* [TASK GOAL]:
Copy the data word for word, keeping every line.

==============================

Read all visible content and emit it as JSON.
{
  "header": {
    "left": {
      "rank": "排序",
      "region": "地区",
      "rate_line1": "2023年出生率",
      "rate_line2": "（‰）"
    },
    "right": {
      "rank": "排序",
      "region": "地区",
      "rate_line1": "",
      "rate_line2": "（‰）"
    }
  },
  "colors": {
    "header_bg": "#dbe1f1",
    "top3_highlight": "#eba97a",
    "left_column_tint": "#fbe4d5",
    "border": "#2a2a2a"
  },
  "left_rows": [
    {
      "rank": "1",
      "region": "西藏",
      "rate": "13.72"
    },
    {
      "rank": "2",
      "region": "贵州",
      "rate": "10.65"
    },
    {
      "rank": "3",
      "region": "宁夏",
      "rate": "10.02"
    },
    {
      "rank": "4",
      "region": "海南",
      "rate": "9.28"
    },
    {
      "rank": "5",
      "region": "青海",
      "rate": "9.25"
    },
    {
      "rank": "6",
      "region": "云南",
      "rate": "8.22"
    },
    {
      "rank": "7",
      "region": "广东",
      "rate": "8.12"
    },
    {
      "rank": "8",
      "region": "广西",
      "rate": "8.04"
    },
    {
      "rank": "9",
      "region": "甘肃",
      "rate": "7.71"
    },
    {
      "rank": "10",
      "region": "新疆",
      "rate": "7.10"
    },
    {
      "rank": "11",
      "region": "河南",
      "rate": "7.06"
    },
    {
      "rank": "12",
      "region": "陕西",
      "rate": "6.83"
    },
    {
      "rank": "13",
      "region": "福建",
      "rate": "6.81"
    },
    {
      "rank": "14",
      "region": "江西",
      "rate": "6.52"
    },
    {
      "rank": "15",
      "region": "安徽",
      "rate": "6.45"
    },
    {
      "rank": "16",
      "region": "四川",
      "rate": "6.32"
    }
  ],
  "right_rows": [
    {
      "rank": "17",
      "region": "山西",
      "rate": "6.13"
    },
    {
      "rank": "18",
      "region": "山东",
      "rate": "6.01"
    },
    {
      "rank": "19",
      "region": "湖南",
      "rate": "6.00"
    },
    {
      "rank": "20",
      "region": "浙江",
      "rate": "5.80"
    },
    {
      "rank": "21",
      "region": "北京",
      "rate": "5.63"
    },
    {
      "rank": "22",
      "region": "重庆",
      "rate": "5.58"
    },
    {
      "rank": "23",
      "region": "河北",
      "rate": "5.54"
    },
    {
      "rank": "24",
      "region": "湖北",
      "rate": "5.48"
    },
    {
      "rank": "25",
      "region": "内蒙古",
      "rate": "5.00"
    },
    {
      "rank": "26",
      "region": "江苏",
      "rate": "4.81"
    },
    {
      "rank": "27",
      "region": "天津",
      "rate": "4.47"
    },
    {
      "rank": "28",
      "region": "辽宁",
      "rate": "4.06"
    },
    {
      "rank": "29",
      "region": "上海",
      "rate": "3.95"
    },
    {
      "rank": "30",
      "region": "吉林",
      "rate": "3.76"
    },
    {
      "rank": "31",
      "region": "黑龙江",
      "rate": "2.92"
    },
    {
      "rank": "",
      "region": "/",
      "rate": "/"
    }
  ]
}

==============================

* [FINAL RESULT]:
Read all visible content and emit it as JSON.
{
  "header": {
    "left": {
      "rank": "排序",
      "region": "地区",
      "rate_line1": "2023年出生率",
      "rate_line2": "（‰）"
    },
    "right": {
      "rank": "排序",
      "region": "地区",
      "rate_line1": "",
      "rate_line2": "（‰）"
    }
  },
  "colors": {
    "header_bg": "#dbe1f1",
    "top3_highlight": "#eba97a",
    "left_column_tint": "#fbe4d5",
    "border": "#2a2a2a"
  },
  "left_rows": [
    {
      "rank": "1",
      "region": "西藏",
      "rate": "13.72"
    },
    {
      "rank": "2",
      "region": "贵州",
      "rate": "10.65"
    },
    {
      "rank": "3",
      "region": "宁夏",
      "rate": "10.02"
    },
    {
      "rank": "4",
      "region": "海南",
      "rate": "9.28"
    },
    {
      "rank": "5",
      "region": "青海",
      "rate": "9.25"
    },
    {
      "rank": "6",
      "region": "云南",
      "rate": "8.22"
    },
    {
      "rank": "7",
      "region": "广东",
      "rate": "8.12"
    },
    {
      "rank": "8",
      "region": "广西",
      "rate": "8.04"
    },
    {
      "rank": "9",
      "region": "甘肃",
      "rate": "7.71"
    },
    {
      "rank": "10",
      "region": "新疆",
      "rate": "7.10"
    },
    {
      "rank": "11",
      "region": "河南",
      "rate": "7.06"
    },
    {
      "rank": "12",
      "region": "陕西",
      "rate": "6.83"
    },
    {
      "rank": "13",
      "region": "福建",
      "rate": "6.81"
    },
    {
      "rank": "14",
      "region": "江西",
      "rate": "6.52"
    },
    {
      "rank": "15",
      "region": "安徽",
      "rate": "6.45"
    },
    {
      "rank": "16",
      "region": "四川",
      "rate": "6.32"
    }
  ],
  "right_rows": [
    {
      "rank": "17",
      "region": "山西",
      "rate": "6.13"
    },
    {
      "rank": "18",
      "region": "山东",
      "rate": "6.01"
    },
    {
      "rank": "19",
      "region": "湖南",
      "rate": "6.00"
    },
    {
      "rank": "20",
      "region": "浙江",
      "rate": "5.80"
    },
    {
      "rank": "21",
      "region": "北京",
      "rate": "5.63"
    },
    {
      "rank": "22",
      "region": "重庆",
      "rate": "5.58"
    },
    {
      "rank": "23",
      "region": "河北",
      "rate": "5.54"
    },
    {
      "rank": "24",
      "region": "湖北",
      "rate": "5.48"
    },
    {
      "rank": "25",
      "region": "内蒙古",
      "rate": "5.00"
    },
    {
      "rank": "26",
      "region": "江苏",
      "rate": "4.81"
    },
    {
      "rank": "27",
      "region": "天津",
      "rate": "4.47"
    },
    {
      "rank": "28",
      "region": "辽宁",
      "rate": "4.06"
    },
    {
      "rank": "29",
      "region": "上海",
      "rate": "3.95"
    },
    {
      "rank": "30",
      "region": "吉林",
      "rate": "3.76"
    },
    {
      "rank": "31",
      "region": "黑龙江",
      "rate": "2.92"
    },
    {
      "rank": "",
      "region": "/",
      "rate": "/"
    }
  ]
}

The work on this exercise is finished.